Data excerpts

———

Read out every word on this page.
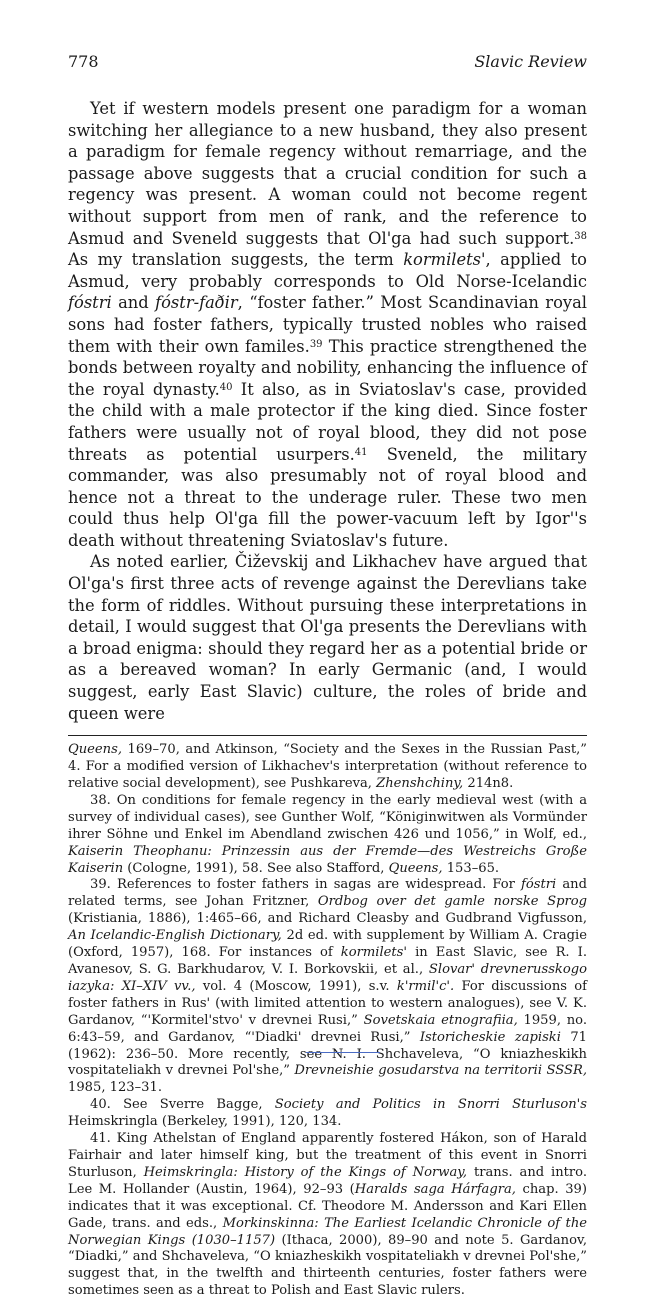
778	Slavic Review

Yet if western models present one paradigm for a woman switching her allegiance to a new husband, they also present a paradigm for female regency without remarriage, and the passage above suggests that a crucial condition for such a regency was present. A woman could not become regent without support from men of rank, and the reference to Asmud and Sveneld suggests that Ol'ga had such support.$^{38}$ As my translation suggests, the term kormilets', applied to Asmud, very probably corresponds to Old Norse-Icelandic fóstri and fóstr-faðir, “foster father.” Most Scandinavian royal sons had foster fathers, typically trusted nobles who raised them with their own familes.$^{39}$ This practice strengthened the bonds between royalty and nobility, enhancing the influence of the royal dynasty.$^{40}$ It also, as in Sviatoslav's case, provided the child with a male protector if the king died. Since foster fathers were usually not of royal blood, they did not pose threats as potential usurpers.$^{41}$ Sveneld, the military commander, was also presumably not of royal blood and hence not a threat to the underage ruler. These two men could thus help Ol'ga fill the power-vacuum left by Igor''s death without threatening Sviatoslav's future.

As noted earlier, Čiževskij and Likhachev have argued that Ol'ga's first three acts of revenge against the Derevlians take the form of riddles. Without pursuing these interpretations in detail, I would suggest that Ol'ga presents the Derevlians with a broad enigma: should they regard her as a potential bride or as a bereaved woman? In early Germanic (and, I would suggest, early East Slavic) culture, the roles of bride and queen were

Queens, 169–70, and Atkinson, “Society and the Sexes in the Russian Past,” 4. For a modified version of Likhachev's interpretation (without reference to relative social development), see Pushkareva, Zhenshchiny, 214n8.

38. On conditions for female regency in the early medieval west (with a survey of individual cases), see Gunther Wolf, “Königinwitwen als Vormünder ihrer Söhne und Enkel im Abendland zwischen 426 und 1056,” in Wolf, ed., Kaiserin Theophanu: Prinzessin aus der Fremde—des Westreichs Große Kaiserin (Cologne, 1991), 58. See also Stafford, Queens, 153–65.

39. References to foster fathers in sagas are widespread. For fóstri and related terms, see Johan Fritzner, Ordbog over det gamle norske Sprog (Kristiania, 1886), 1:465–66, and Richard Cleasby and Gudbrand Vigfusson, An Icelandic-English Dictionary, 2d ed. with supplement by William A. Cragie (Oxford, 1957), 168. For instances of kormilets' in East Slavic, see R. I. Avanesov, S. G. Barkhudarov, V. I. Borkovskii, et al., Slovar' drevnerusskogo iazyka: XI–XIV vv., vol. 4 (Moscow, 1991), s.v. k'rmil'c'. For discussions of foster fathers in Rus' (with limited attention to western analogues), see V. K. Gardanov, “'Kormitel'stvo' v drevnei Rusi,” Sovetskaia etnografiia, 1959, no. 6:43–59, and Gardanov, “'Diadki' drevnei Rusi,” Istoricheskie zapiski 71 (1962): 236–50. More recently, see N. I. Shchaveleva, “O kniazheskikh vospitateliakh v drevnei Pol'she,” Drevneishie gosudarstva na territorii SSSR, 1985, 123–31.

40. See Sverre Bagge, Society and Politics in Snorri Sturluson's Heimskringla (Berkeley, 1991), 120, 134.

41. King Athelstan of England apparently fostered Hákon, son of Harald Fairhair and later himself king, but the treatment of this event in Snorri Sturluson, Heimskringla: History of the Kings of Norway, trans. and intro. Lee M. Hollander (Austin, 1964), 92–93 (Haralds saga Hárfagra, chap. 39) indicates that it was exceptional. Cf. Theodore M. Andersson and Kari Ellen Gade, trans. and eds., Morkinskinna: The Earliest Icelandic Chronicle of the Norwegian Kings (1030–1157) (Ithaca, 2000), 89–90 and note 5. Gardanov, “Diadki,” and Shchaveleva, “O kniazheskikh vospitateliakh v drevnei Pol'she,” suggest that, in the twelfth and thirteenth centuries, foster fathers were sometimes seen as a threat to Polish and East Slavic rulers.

———

▸ WHAT TO WORK ON: Without the images, write out each line of the data verbatim.

▸ SOLUTION FOR THIS PROBLEM:
Read out every word on this page.
778	Slavic Review

Yet if western models present one paradigm for a woman switching her allegiance to a new husband, they also present a paradigm for female regency without remarriage, and the passage above suggests that a crucial condition for such a regency was present. A woman could not become regent without support from men of rank, and the reference to Asmud and Sveneld suggests that Ol'ga had such support.$^{38}$ As my translation suggests, the term kormilets', applied to Asmud, very probably corresponds to Old Norse-Icelandic fóstri and fóstr-faðir, “foster father.” Most Scandinavian royal sons had foster fathers, typically trusted nobles who raised them with their own familes.$^{39}$ This practice strengthened the bonds between royalty and nobility, enhancing the influence of the royal dynasty.$^{40}$ It also, as in Sviatoslav's case, provided the child with a male protector if the king died. Since foster fathers were usually not of royal blood, they did not pose threats as potential usurpers.$^{41}$ Sveneld, the military commander, was also presumably not of royal blood and hence not a threat to the underage ruler. These two men could thus help Ol'ga fill the power-vacuum left by Igor''s death without threatening Sviatoslav's future.

As noted earlier, Čiževskij and Likhachev have argued that Ol'ga's first three acts of revenge against the Derevlians take the form of riddles. Without pursuing these interpretations in detail, I would suggest that Ol'ga presents the Derevlians with a broad enigma: should they regard her as a potential bride or as a bereaved woman? In early Germanic (and, I would suggest, early East Slavic) culture, the roles of bride and queen were

Queens, 169–70, and Atkinson, “Society and the Sexes in the Russian Past,” 4. For a modified version of Likhachev's interpretation (without reference to relative social development), see Pushkareva, Zhenshchiny, 214n8.

38. On conditions for female regency in the early medieval west (with a survey of individual cases), see Gunther Wolf, “Königinwitwen als Vormünder ihrer Söhne und Enkel im Abendland zwischen 426 und 1056,” in Wolf, ed., Kaiserin Theophanu: Prinzessin aus der Fremde—des Westreichs Große Kaiserin (Cologne, 1991), 58. See also Stafford, Queens, 153–65.

39. References to foster fathers in sagas are widespread. For fóstri and related terms, see Johan Fritzner, Ordbog over det gamle norske Sprog (Kristiania, 1886), 1:465–66, and Richard Cleasby and Gudbrand Vigfusson, An Icelandic-English Dictionary, 2d ed. with supplement by William A. Cragie (Oxford, 1957), 168. For instances of kormilets' in East Slavic, see R. I. Avanesov, S. G. Barkhudarov, V. I. Borkovskii, et al., Slovar' drevnerusskogo iazyka: XI–XIV vv., vol. 4 (Moscow, 1991), s.v. k'rmil'c'. For discussions of foster fathers in Rus' (with limited attention to western analogues), see V. K. Gardanov, “'Kormitel'stvo' v drevnei Rusi,” Sovetskaia etnografiia, 1959, no. 6:43–59, and Gardanov, “'Diadki' drevnei Rusi,” Istoricheskie zapiski 71 (1962): 236–50. More recently, see N. I. Shchaveleva, “O kniazheskikh vospitateliakh v drevnei Pol'she,” Drevneishie gosudarstva na territorii SSSR, 1985, 123–31.

40. See Sverre Bagge, Society and Politics in Snorri Sturluson's Heimskringla (Berkeley, 1991), 120, 134.

41. King Athelstan of England apparently fostered Hákon, son of Harald Fairhair and later himself king, but the treatment of this event in Snorri Sturluson, Heimskringla: History of the Kings of Norway, trans. and intro. Lee M. Hollander (Austin, 1964), 92–93 (Haralds saga Hárfagra, chap. 39) indicates that it was exceptional. Cf. Theodore M. Andersson and Kari Ellen Gade, trans. and eds., Morkinskinna: The Earliest Icelandic Chronicle of the Norwegian Kings (1030–1157) (Ithaca, 2000), 89–90 and note 5. Gardanov, “Diadki,” and Shchaveleva, “O kniazheskikh vospitateliakh v drevnei Pol'she,” suggest that, in the twelfth and thirteenth centuries, foster fathers were sometimes seen as a threat to Polish and East Slavic rulers.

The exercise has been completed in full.